*Written instruction*:
Your task is to filter the data below down to the lines holding "title".

-- START Task inputs --

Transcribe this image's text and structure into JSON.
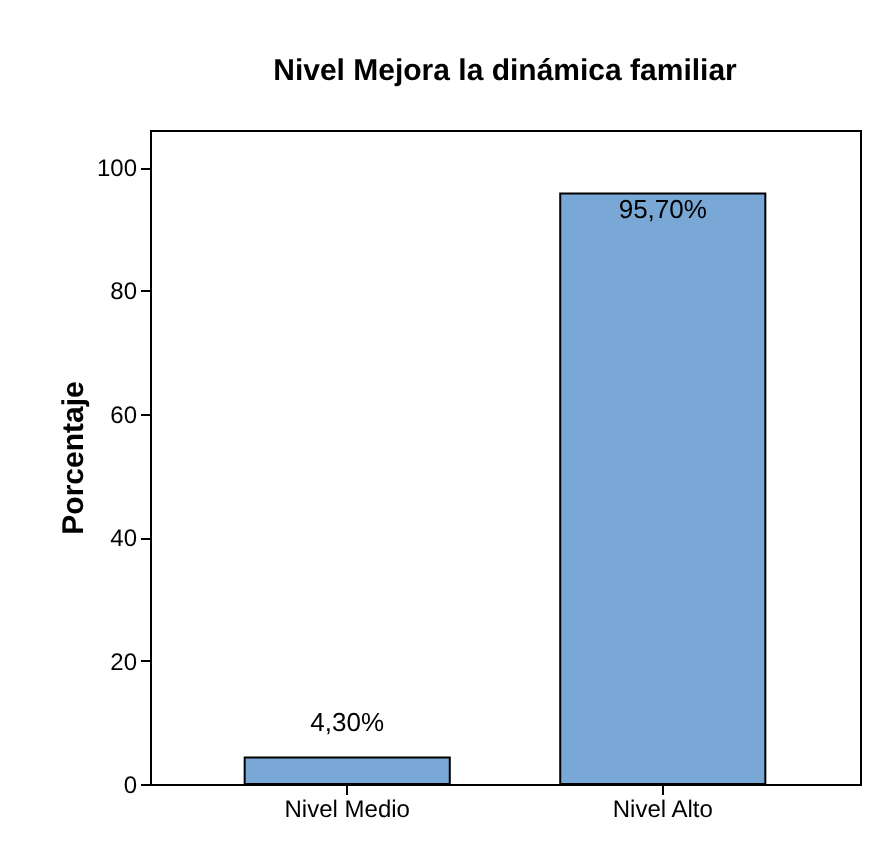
{
  "chart_data": {
    "type": "bar",
    "title": "Nivel Mejora la dinámica familiar",
    "ylabel": "Porcentaje",
    "categories": [
      "Nivel Medio",
      "Nivel Alto"
    ],
    "values": [
      4.3,
      95.7
    ],
    "value_labels": [
      "4,30%",
      "95,70%"
    ],
    "color": "#79a7d6",
    "ylim": [
      0,
      106
    ],
    "yticks": [
      0,
      20,
      40,
      60,
      80,
      100
    ],
    "grid": false
  }
}
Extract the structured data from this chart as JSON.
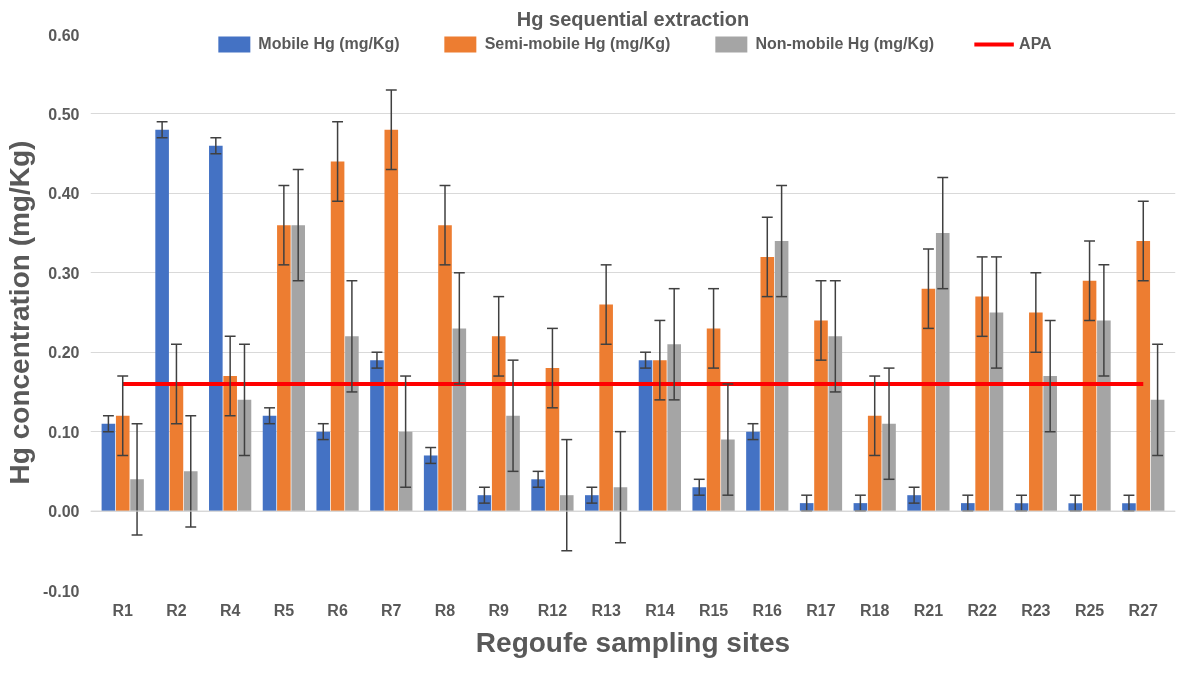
{
  "chart_data": {
    "type": "bar",
    "title": "Hg sequential extraction",
    "xlabel": "Regoufe sampling sites",
    "ylabel": "Hg concentration (mg/Kg)",
    "categories": [
      "R1",
      "R2",
      "R4",
      "R5",
      "R6",
      "R7",
      "R8",
      "R9",
      "R12",
      "R13",
      "R14",
      "R15",
      "R16",
      "R17",
      "R18",
      "R21",
      "R22",
      "R23",
      "R25",
      "R27"
    ],
    "series": [
      {
        "name": "Mobile Hg (mg/Kg)",
        "color": "#4472c4",
        "values": [
          0.11,
          0.48,
          0.46,
          0.12,
          0.1,
          0.19,
          0.07,
          0.02,
          0.04,
          0.02,
          0.19,
          0.03,
          0.1,
          0.01,
          0.01,
          0.02,
          0.01,
          0.01,
          0.01,
          0.01
        ],
        "errors": [
          0.01,
          0.01,
          0.01,
          0.01,
          0.01,
          0.01,
          0.01,
          0.01,
          0.01,
          0.01,
          0.01,
          0.01,
          0.01,
          0.01,
          0.01,
          0.01,
          0.01,
          0.01,
          0.01,
          0.01
        ]
      },
      {
        "name": "Semi-mobile Hg (mg/Kg)",
        "color": "#ed7d31",
        "values": [
          0.12,
          0.16,
          0.17,
          0.36,
          0.44,
          0.48,
          0.36,
          0.22,
          0.18,
          0.26,
          0.19,
          0.23,
          0.32,
          0.24,
          0.12,
          0.28,
          0.27,
          0.25,
          0.29,
          0.34
        ],
        "errors": [
          0.05,
          0.05,
          0.05,
          0.05,
          0.05,
          0.05,
          0.05,
          0.05,
          0.05,
          0.05,
          0.05,
          0.05,
          0.05,
          0.05,
          0.05,
          0.05,
          0.05,
          0.05,
          0.05,
          0.05
        ]
      },
      {
        "name": "Non-mobile Hg (mg/Kg)",
        "color": "#a5a5a5",
        "values": [
          0.04,
          0.05,
          0.14,
          0.36,
          0.22,
          0.1,
          0.23,
          0.12,
          0.02,
          0.03,
          0.21,
          0.09,
          0.34,
          0.22,
          0.11,
          0.35,
          0.25,
          0.17,
          0.24,
          0.14
        ],
        "errors": [
          0.07,
          0.07,
          0.07,
          0.07,
          0.07,
          0.07,
          0.07,
          0.07,
          0.07,
          0.07,
          0.07,
          0.07,
          0.07,
          0.07,
          0.07,
          0.07,
          0.07,
          0.07,
          0.07,
          0.07
        ]
      },
      {
        "name": "APA",
        "type": "line",
        "color": "#ff0000",
        "values": [
          0.16,
          0.16,
          0.16,
          0.16,
          0.16,
          0.16,
          0.16,
          0.16,
          0.16,
          0.16,
          0.16,
          0.16,
          0.16,
          0.16,
          0.16,
          0.16,
          0.16,
          0.16,
          0.16,
          0.16
        ]
      }
    ],
    "ylim": [
      -0.1,
      0.6
    ],
    "yticks": [
      {
        "value": -0.1,
        "label": "-0.10"
      },
      {
        "value": 0,
        "label": "0.00"
      },
      {
        "value": 0.1,
        "label": "0.10"
      },
      {
        "value": 0.2,
        "label": "0.20"
      },
      {
        "value": 0.3,
        "label": "0.30"
      },
      {
        "value": 0.4,
        "label": "0.40"
      },
      {
        "value": 0.5,
        "label": "0.50"
      },
      {
        "value": 0.6,
        "label": "0.60"
      }
    ],
    "grid": "y",
    "legend": "top"
  }
}
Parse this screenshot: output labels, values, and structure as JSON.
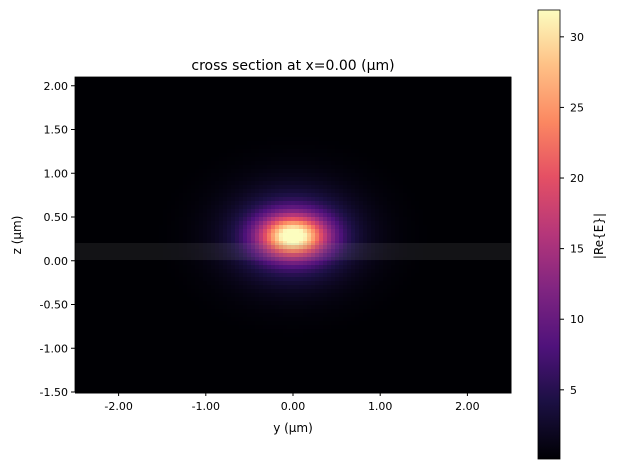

-- END Task inputs --

*Response to this exercise*:
    "title": "Nivel Mejora la dinámica familiar",
    "title": "Hg sequential extraction",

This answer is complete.